_THE TASK:_ Single out each line with the word "JSON" and copy it.

_GIVEN DATA:_
>> Start

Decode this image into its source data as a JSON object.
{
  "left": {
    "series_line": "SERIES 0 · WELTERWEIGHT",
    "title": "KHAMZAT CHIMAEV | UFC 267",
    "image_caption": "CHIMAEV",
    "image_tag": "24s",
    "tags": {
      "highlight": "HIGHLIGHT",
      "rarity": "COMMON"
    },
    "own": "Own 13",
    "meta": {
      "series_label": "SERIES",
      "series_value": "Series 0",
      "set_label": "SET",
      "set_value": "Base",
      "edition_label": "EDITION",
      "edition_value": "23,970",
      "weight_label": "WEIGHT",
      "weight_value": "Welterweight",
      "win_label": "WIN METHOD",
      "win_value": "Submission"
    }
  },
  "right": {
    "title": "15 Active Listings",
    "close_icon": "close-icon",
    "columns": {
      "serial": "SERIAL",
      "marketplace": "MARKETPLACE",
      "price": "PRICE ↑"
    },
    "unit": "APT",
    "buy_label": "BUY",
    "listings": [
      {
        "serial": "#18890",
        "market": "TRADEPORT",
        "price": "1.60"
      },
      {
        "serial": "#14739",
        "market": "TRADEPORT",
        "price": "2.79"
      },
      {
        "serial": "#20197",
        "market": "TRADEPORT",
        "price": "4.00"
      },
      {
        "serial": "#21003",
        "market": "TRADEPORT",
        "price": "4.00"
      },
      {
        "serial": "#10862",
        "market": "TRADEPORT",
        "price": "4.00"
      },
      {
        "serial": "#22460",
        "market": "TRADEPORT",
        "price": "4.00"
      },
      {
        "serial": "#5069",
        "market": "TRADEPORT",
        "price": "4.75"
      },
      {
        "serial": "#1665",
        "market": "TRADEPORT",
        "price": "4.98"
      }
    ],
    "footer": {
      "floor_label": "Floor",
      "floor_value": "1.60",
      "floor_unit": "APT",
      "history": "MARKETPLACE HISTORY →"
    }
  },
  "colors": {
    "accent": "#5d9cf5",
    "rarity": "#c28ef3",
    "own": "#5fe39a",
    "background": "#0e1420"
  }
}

>> End
>> Start

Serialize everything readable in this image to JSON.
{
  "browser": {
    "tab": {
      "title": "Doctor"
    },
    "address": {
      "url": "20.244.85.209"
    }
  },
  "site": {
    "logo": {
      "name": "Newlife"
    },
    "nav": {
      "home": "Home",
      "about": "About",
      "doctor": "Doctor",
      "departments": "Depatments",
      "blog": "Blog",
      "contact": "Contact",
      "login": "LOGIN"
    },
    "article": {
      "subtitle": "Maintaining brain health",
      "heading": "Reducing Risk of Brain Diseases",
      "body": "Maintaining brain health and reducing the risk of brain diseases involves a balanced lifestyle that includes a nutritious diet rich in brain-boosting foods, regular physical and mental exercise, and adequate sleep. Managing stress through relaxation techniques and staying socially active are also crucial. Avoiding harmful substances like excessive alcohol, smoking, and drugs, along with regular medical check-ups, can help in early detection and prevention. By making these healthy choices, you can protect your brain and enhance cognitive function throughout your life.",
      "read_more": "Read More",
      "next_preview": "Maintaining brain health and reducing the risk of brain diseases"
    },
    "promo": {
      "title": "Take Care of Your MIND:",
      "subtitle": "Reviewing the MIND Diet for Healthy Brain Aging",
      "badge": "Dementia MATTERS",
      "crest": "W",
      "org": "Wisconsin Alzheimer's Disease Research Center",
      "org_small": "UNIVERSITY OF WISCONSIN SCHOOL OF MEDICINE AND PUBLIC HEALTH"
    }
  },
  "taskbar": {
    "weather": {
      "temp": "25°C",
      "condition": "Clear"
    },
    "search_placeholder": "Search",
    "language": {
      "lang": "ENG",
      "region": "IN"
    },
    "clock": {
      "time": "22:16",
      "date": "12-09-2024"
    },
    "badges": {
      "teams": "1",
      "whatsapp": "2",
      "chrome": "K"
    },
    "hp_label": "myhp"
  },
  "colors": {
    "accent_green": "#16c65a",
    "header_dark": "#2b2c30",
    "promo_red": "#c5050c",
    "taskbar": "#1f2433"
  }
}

>> End

_EXERCISE SOLUTION:_
Decode this image into its source data as a JSON object.
Serialize everything readable in this image to JSON.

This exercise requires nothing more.